» Exercise objective: Please give the data below again in full, exactly as it stands.

>> Start Source data

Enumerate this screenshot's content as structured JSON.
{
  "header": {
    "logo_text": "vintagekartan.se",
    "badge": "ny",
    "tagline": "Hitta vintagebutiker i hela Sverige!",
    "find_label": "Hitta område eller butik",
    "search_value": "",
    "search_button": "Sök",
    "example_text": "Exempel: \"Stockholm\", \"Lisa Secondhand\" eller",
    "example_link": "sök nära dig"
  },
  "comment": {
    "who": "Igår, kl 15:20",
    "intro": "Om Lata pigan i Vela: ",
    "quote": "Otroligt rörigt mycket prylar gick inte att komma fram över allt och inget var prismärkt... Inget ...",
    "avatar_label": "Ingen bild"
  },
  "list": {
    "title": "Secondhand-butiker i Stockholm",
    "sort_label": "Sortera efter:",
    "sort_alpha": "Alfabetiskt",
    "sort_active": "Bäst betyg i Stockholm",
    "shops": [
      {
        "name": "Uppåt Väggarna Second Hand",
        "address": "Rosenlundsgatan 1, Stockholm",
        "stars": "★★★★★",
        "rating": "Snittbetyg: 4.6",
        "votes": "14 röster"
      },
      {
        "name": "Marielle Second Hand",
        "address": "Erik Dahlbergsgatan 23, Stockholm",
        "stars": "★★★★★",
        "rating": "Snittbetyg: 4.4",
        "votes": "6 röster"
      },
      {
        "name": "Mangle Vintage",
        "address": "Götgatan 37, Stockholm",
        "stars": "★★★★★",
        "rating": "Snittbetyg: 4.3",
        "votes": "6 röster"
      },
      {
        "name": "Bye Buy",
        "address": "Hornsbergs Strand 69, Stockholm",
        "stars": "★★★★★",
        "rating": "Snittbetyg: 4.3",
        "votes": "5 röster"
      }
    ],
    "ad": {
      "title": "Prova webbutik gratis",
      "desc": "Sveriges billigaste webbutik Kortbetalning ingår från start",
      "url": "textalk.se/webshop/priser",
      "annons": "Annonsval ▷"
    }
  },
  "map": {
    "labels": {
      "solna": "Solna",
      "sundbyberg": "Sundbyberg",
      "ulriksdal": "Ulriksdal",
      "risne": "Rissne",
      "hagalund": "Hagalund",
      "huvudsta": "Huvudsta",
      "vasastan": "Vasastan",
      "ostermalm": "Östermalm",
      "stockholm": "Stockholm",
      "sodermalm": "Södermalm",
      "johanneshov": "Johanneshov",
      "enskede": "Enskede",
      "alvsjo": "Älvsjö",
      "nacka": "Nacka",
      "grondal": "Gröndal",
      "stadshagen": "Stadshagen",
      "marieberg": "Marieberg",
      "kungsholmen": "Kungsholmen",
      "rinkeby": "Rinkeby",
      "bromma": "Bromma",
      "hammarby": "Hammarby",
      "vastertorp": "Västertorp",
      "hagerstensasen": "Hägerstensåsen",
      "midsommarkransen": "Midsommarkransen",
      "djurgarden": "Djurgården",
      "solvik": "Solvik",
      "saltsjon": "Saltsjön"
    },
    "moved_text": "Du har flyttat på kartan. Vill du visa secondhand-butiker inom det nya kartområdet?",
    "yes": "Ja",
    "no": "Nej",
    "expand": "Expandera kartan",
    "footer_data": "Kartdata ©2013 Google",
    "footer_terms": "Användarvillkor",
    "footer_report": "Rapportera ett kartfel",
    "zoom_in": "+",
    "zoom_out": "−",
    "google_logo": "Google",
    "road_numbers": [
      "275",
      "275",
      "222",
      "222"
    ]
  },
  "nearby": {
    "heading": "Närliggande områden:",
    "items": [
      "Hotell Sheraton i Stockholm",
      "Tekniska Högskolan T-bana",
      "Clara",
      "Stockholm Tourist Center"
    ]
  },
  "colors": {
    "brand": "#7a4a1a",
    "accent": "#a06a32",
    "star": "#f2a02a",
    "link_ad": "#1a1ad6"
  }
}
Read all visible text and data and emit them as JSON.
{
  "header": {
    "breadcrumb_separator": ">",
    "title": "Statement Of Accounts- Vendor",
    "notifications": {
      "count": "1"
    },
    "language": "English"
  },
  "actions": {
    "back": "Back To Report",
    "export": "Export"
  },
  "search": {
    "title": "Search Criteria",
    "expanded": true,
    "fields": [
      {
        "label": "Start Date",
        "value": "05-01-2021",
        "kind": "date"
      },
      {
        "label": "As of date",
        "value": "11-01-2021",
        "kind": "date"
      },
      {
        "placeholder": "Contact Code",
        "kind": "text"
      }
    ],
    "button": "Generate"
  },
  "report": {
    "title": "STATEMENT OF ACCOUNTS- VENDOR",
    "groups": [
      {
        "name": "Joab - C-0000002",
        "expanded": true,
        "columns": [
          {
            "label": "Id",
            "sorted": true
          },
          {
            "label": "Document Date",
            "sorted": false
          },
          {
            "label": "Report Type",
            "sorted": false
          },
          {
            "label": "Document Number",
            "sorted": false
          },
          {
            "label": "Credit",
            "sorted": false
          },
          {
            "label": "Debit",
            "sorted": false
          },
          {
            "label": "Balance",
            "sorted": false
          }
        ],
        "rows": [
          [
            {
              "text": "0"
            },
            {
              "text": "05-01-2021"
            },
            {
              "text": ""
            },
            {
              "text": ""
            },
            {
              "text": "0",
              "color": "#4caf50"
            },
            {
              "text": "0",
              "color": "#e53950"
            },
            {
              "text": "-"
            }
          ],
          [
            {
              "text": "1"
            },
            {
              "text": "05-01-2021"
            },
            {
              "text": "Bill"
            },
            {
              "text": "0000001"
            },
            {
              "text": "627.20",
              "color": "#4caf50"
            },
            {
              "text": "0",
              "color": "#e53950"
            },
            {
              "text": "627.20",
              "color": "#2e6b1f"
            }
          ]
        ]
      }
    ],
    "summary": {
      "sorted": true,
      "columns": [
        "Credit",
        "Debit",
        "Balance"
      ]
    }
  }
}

>> End Source data

» Solution for this exercise:
Enumerate this screenshot's content as structured JSON.
{
  "header": {
    "logo_text": "vintagekartan.se",
    "badge": "ny",
    "tagline": "Hitta vintagebutiker i hela Sverige!",
    "find_label": "Hitta område eller butik",
    "search_value": "",
    "search_button": "Sök",
    "example_text": "Exempel: \"Stockholm\", \"Lisa Secondhand\" eller",
    "example_link": "sök nära dig"
  },
  "comment": {
    "who": "Igår, kl 15:20",
    "intro": "Om Lata pigan i Vela: ",
    "quote": "Otroligt rörigt mycket prylar gick inte att komma fram över allt och inget var prismärkt... Inget ...",
    "avatar_label": "Ingen bild"
  },
  "list": {
    "title": "Secondhand-butiker i Stockholm",
    "sort_label": "Sortera efter:",
    "sort_alpha": "Alfabetiskt",
    "sort_active": "Bäst betyg i Stockholm",
    "shops": [
      {
        "name": "Uppåt Väggarna Second Hand",
        "address": "Rosenlundsgatan 1, Stockholm",
        "stars": "★★★★★",
        "rating": "Snittbetyg: 4.6",
        "votes": "14 röster"
      },
      {
        "name": "Marielle Second Hand",
        "address": "Erik Dahlbergsgatan 23, Stockholm",
        "stars": "★★★★★",
        "rating": "Snittbetyg: 4.4",
        "votes": "6 röster"
      },
      {
        "name": "Mangle Vintage",
        "address": "Götgatan 37, Stockholm",
        "stars": "★★★★★",
        "rating": "Snittbetyg: 4.3",
        "votes": "6 röster"
      },
      {
        "name": "Bye Buy",
        "address": "Hornsbergs Strand 69, Stockholm",
        "stars": "★★★★★",
        "rating": "Snittbetyg: 4.3",
        "votes": "5 röster"
      }
    ],
    "ad": {
      "title": "Prova webbutik gratis",
      "desc": "Sveriges billigaste webbutik Kortbetalning ingår från start",
      "url": "textalk.se/webshop/priser",
      "annons": "Annonsval ▷"
    }
  },
  "map": {
    "labels": {
      "solna": "Solna",
      "sundbyberg": "Sundbyberg",
      "ulriksdal": "Ulriksdal",
      "risne": "Rissne",
      "hagalund": "Hagalund",
      "huvudsta": "Huvudsta",
      "vasastan": "Vasastan",
      "ostermalm": "Östermalm",
      "stockholm": "Stockholm",
      "sodermalm": "Södermalm",
      "johanneshov": "Johanneshov",
      "enskede": "Enskede",
      "alvsjo": "Älvsjö",
      "nacka": "Nacka",
      "grondal": "Gröndal",
      "stadshagen": "Stadshagen",
      "marieberg": "Marieberg",
      "kungsholmen": "Kungsholmen",
      "rinkeby": "Rinkeby",
      "bromma": "Bromma",
      "hammarby": "Hammarby",
      "vastertorp": "Västertorp",
      "hagerstensasen": "Hägerstensåsen",
      "midsommarkransen": "Midsommarkransen",
      "djurgarden": "Djurgården",
      "solvik": "Solvik",
      "saltsjon": "Saltsjön"
    },
    "moved_text": "Du har flyttat på kartan. Vill du visa secondhand-butiker inom det nya kartområdet?",
    "yes": "Ja",
    "no": "Nej",
    "expand": "Expandera kartan",
    "footer_data": "Kartdata ©2013 Google",
    "footer_terms": "Användarvillkor",
    "footer_report": "Rapportera ett kartfel",
    "zoom_in": "+",
    "zoom_out": "−",
    "google_logo": "Google",
    "road_numbers": [
      "275",
      "275",
      "222",
      "222"
    ]
  },
  "nearby": {
    "heading": "Närliggande områden:",
    "items": [
      "Hotell Sheraton i Stockholm",
      "Tekniska Högskolan T-bana",
      "Clara",
      "Stockholm Tourist Center"
    ]
  },
  "colors": {
    "brand": "#7a4a1a",
    "accent": "#a06a32",
    "star": "#f2a02a",
    "link_ad": "#1a1ad6"
  }
}
Read all visible text and data and emit them as JSON.
{
  "header": {
    "breadcrumb_separator": ">",
    "title": "Statement Of Accounts- Vendor",
    "notifications": {
      "count": "1"
    },
    "language": "English"
  },
  "actions": {
    "back": "Back To Report",
    "export": "Export"
  },
  "search": {
    "title": "Search Criteria",
    "expanded": true,
    "fields": [
      {
        "label": "Start Date",
        "value": "05-01-2021",
        "kind": "date"
      },
      {
        "label": "As of date",
        "value": "11-01-2021",
        "kind": "date"
      },
      {
        "placeholder": "Contact Code",
        "kind": "text"
      }
    ],
    "button": "Generate"
  },
  "report": {
    "title": "STATEMENT OF ACCOUNTS- VENDOR",
    "groups": [
      {
        "name": "Joab - C-0000002",
        "expanded": true,
        "columns": [
          {
            "label": "Id",
            "sorted": true
          },
          {
            "label": "Document Date",
            "sorted": false
          },
          {
            "label": "Report Type",
            "sorted": false
          },
          {
            "label": "Document Number",
            "sorted": false
          },
          {
            "label": "Credit",
            "sorted": false
          },
          {
            "label": "Debit",
            "sorted": false
          },
          {
            "label": "Balance",
            "sorted": false
          }
        ],
        "rows": [
          [
            {
              "text": "0"
            },
            {
              "text": "05-01-2021"
            },
            {
              "text": ""
            },
            {
              "text": ""
            },
            {
              "text": "0",
              "color": "#4caf50"
            },
            {
              "text": "0",
              "color": "#e53950"
            },
            {
              "text": "-"
            }
          ],
          [
            {
              "text": "1"
            },
            {
              "text": "05-01-2021"
            },
            {
              "text": "Bill"
            },
            {
              "text": "0000001"
            },
            {
              "text": "627.20",
              "color": "#4caf50"
            },
            {
              "text": "0",
              "color": "#e53950"
            },
            {
              "text": "627.20",
              "color": "#2e6b1f"
            }
          ]
        ]
      }
    ],
    "summary": {
      "sorted": true,
      "columns": [
        "Credit",
        "Debit",
        "Balance"
      ]
    }
  }
}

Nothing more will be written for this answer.